** start Entries shown **

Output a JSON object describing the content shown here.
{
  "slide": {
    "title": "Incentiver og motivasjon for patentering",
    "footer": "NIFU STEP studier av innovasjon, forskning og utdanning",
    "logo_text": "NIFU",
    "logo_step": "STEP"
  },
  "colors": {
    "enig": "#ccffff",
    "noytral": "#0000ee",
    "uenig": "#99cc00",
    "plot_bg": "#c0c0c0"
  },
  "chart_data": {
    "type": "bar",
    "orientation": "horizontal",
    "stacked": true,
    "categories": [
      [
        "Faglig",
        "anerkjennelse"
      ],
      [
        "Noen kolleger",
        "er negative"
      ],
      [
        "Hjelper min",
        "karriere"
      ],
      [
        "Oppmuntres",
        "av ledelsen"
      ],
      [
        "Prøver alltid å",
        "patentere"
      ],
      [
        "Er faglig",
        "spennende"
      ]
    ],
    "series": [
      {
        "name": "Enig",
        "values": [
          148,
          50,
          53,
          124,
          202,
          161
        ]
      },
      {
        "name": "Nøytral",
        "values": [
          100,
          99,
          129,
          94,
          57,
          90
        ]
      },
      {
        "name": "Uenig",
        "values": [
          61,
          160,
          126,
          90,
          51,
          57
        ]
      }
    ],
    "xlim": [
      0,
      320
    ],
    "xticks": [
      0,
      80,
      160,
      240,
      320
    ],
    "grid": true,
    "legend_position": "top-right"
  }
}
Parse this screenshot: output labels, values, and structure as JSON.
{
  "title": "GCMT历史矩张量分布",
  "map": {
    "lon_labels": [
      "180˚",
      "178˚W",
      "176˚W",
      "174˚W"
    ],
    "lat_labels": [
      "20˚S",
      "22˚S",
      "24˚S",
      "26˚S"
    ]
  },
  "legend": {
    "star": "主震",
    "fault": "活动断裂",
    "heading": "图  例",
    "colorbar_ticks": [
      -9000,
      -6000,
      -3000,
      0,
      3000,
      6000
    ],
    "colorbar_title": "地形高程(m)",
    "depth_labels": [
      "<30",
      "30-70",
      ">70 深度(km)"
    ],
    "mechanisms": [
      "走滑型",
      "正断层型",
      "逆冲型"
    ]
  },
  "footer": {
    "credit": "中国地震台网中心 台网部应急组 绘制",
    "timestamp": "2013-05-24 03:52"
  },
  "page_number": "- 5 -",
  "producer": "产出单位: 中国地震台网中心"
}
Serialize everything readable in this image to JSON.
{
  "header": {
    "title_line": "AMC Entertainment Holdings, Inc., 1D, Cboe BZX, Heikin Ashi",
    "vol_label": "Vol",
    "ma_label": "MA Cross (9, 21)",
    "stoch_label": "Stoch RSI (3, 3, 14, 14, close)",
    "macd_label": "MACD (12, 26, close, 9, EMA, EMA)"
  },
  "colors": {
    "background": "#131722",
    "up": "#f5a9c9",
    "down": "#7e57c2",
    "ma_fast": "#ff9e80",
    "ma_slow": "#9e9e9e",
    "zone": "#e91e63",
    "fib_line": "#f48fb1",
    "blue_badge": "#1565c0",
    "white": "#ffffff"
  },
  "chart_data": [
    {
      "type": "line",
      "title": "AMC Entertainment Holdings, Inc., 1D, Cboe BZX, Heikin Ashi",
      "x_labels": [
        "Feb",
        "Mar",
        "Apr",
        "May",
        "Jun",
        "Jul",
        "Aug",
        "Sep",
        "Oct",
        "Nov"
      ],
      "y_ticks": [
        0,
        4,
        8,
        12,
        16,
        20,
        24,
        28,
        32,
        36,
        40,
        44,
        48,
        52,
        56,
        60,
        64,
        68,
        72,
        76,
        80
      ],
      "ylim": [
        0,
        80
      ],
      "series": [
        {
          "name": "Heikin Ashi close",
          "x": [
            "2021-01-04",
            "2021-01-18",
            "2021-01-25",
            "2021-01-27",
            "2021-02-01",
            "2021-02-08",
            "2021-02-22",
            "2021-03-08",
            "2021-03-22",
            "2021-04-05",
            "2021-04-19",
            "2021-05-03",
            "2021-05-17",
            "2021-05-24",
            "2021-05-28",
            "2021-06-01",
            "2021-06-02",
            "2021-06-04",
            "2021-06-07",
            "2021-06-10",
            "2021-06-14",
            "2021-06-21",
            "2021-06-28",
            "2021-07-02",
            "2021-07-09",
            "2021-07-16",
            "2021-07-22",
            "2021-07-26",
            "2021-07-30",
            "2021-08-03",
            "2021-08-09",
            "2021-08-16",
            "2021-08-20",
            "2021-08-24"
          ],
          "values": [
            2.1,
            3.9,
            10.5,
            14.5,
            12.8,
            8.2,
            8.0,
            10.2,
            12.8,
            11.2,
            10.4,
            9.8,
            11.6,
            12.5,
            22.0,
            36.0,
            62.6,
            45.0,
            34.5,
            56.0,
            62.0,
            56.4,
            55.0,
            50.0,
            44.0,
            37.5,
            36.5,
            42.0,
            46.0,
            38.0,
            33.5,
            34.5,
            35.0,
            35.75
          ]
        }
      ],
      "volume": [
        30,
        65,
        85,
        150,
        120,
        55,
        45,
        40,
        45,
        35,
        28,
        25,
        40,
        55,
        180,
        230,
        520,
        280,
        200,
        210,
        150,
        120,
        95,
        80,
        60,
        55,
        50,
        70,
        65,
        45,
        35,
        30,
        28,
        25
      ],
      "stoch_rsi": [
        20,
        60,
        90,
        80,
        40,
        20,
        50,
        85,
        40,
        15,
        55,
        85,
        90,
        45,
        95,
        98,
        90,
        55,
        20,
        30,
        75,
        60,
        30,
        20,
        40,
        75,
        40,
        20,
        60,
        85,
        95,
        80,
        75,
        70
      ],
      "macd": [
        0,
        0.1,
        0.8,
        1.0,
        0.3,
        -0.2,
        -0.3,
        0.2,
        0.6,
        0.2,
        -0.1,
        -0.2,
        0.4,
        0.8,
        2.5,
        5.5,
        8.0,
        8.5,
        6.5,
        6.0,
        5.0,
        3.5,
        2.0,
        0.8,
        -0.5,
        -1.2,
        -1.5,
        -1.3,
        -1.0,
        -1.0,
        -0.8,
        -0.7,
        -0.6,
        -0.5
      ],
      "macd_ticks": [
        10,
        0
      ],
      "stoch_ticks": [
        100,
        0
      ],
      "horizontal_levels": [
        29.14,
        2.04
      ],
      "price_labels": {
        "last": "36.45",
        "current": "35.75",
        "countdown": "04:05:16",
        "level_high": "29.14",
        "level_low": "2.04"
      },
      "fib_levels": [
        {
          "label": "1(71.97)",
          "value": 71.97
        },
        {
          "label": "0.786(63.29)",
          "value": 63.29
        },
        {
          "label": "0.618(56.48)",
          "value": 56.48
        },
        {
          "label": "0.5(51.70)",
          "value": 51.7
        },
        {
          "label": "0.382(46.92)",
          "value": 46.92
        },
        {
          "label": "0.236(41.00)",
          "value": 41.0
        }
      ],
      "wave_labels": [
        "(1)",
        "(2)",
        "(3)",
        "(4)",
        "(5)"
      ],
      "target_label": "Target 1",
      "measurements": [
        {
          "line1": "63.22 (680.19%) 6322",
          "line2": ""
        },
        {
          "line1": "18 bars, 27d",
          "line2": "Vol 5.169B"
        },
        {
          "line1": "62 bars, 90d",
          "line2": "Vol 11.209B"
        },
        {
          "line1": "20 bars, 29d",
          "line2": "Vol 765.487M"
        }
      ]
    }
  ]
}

** end Entries shown **

(Work to be completed): Extract the complete data, matching each line exactly.

(Exercise answer):
Output a JSON object describing the content shown here.
{
  "slide": {
    "title": "Incentiver og motivasjon for patentering",
    "footer": "NIFU STEP studier av innovasjon, forskning og utdanning",
    "logo_text": "NIFU",
    "logo_step": "STEP"
  },
  "colors": {
    "enig": "#ccffff",
    "noytral": "#0000ee",
    "uenig": "#99cc00",
    "plot_bg": "#c0c0c0"
  },
  "chart_data": {
    "type": "bar",
    "orientation": "horizontal",
    "stacked": true,
    "categories": [
      [
        "Faglig",
        "anerkjennelse"
      ],
      [
        "Noen kolleger",
        "er negative"
      ],
      [
        "Hjelper min",
        "karriere"
      ],
      [
        "Oppmuntres",
        "av ledelsen"
      ],
      [
        "Prøver alltid å",
        "patentere"
      ],
      [
        "Er faglig",
        "spennende"
      ]
    ],
    "series": [
      {
        "name": "Enig",
        "values": [
          148,
          50,
          53,
          124,
          202,
          161
        ]
      },
      {
        "name": "Nøytral",
        "values": [
          100,
          99,
          129,
          94,
          57,
          90
        ]
      },
      {
        "name": "Uenig",
        "values": [
          61,
          160,
          126,
          90,
          51,
          57
        ]
      }
    ],
    "xlim": [
      0,
      320
    ],
    "xticks": [
      0,
      80,
      160,
      240,
      320
    ],
    "grid": true,
    "legend_position": "top-right"
  }
}
Parse this screenshot: output labels, values, and structure as JSON.
{
  "title": "GCMT历史矩张量分布",
  "map": {
    "lon_labels": [
      "180˚",
      "178˚W",
      "176˚W",
      "174˚W"
    ],
    "lat_labels": [
      "20˚S",
      "22˚S",
      "24˚S",
      "26˚S"
    ]
  },
  "legend": {
    "star": "主震",
    "fault": "活动断裂",
    "heading": "图  例",
    "colorbar_ticks": [
      -9000,
      -6000,
      -3000,
      0,
      3000,
      6000
    ],
    "colorbar_title": "地形高程(m)",
    "depth_labels": [
      "<30",
      "30-70",
      ">70 深度(km)"
    ],
    "mechanisms": [
      "走滑型",
      "正断层型",
      "逆冲型"
    ]
  },
  "footer": {
    "credit": "中国地震台网中心 台网部应急组 绘制",
    "timestamp": "2013-05-24 03:52"
  },
  "page_number": "- 5 -",
  "producer": "产出单位: 中国地震台网中心"
}
Serialize everything readable in this image to JSON.
{
  "header": {
    "title_line": "AMC Entertainment Holdings, Inc., 1D, Cboe BZX, Heikin Ashi",
    "vol_label": "Vol",
    "ma_label": "MA Cross (9, 21)",
    "stoch_label": "Stoch RSI (3, 3, 14, 14, close)",
    "macd_label": "MACD (12, 26, close, 9, EMA, EMA)"
  },
  "colors": {
    "background": "#131722",
    "up": "#f5a9c9",
    "down": "#7e57c2",
    "ma_fast": "#ff9e80",
    "ma_slow": "#9e9e9e",
    "zone": "#e91e63",
    "fib_line": "#f48fb1",
    "blue_badge": "#1565c0",
    "white": "#ffffff"
  },
  "chart_data": [
    {
      "type": "line",
      "title": "AMC Entertainment Holdings, Inc., 1D, Cboe BZX, Heikin Ashi",
      "x_labels": [
        "Feb",
        "Mar",
        "Apr",
        "May",
        "Jun",
        "Jul",
        "Aug",
        "Sep",
        "Oct",
        "Nov"
      ],
      "y_ticks": [
        0,
        4,
        8,
        12,
        16,
        20,
        24,
        28,
        32,
        36,
        40,
        44,
        48,
        52,
        56,
        60,
        64,
        68,
        72,
        76,
        80
      ],
      "ylim": [
        0,
        80
      ],
      "series": [
        {
          "name": "Heikin Ashi close",
          "x": [
            "2021-01-04",
            "2021-01-18",
            "2021-01-25",
            "2021-01-27",
            "2021-02-01",
            "2021-02-08",
            "2021-02-22",
            "2021-03-08",
            "2021-03-22",
            "2021-04-05",
            "2021-04-19",
            "2021-05-03",
            "2021-05-17",
            "2021-05-24",
            "2021-05-28",
            "2021-06-01",
            "2021-06-02",
            "2021-06-04",
            "2021-06-07",
            "2021-06-10",
            "2021-06-14",
            "2021-06-21",
            "2021-06-28",
            "2021-07-02",
            "2021-07-09",
            "2021-07-16",
            "2021-07-22",
            "2021-07-26",
            "2021-07-30",
            "2021-08-03",
            "2021-08-09",
            "2021-08-16",
            "2021-08-20",
            "2021-08-24"
          ],
          "values": [
            2.1,
            3.9,
            10.5,
            14.5,
            12.8,
            8.2,
            8.0,
            10.2,
            12.8,
            11.2,
            10.4,
            9.8,
            11.6,
            12.5,
            22.0,
            36.0,
            62.6,
            45.0,
            34.5,
            56.0,
            62.0,
            56.4,
            55.0,
            50.0,
            44.0,
            37.5,
            36.5,
            42.0,
            46.0,
            38.0,
            33.5,
            34.5,
            35.0,
            35.75
          ]
        }
      ],
      "volume": [
        30,
        65,
        85,
        150,
        120,
        55,
        45,
        40,
        45,
        35,
        28,
        25,
        40,
        55,
        180,
        230,
        520,
        280,
        200,
        210,
        150,
        120,
        95,
        80,
        60,
        55,
        50,
        70,
        65,
        45,
        35,
        30,
        28,
        25
      ],
      "stoch_rsi": [
        20,
        60,
        90,
        80,
        40,
        20,
        50,
        85,
        40,
        15,
        55,
        85,
        90,
        45,
        95,
        98,
        90,
        55,
        20,
        30,
        75,
        60,
        30,
        20,
        40,
        75,
        40,
        20,
        60,
        85,
        95,
        80,
        75,
        70
      ],
      "macd": [
        0,
        0.1,
        0.8,
        1.0,
        0.3,
        -0.2,
        -0.3,
        0.2,
        0.6,
        0.2,
        -0.1,
        -0.2,
        0.4,
        0.8,
        2.5,
        5.5,
        8.0,
        8.5,
        6.5,
        6.0,
        5.0,
        3.5,
        2.0,
        0.8,
        -0.5,
        -1.2,
        -1.5,
        -1.3,
        -1.0,
        -1.0,
        -0.8,
        -0.7,
        -0.6,
        -0.5
      ],
      "macd_ticks": [
        10,
        0
      ],
      "stoch_ticks": [
        100,
        0
      ],
      "horizontal_levels": [
        29.14,
        2.04
      ],
      "price_labels": {
        "last": "36.45",
        "current": "35.75",
        "countdown": "04:05:16",
        "level_high": "29.14",
        "level_low": "2.04"
      },
      "fib_levels": [
        {
          "label": "1(71.97)",
          "value": 71.97
        },
        {
          "label": "0.786(63.29)",
          "value": 63.29
        },
        {
          "label": "0.618(56.48)",
          "value": 56.48
        },
        {
          "label": "0.5(51.70)",
          "value": 51.7
        },
        {
          "label": "0.382(46.92)",
          "value": 46.92
        },
        {
          "label": "0.236(41.00)",
          "value": 41.0
        }
      ],
      "wave_labels": [
        "(1)",
        "(2)",
        "(3)",
        "(4)",
        "(5)"
      ],
      "target_label": "Target 1",
      "measurements": [
        {
          "line1": "63.22 (680.19%) 6322",
          "line2": ""
        },
        {
          "line1": "18 bars, 27d",
          "line2": "Vol 5.169B"
        },
        {
          "line1": "62 bars, 90d",
          "line2": "Vol 11.209B"
        },
        {
          "line1": "20 bars, 29d",
          "line2": "Vol 765.487M"
        }
      ]
    }
  ]
}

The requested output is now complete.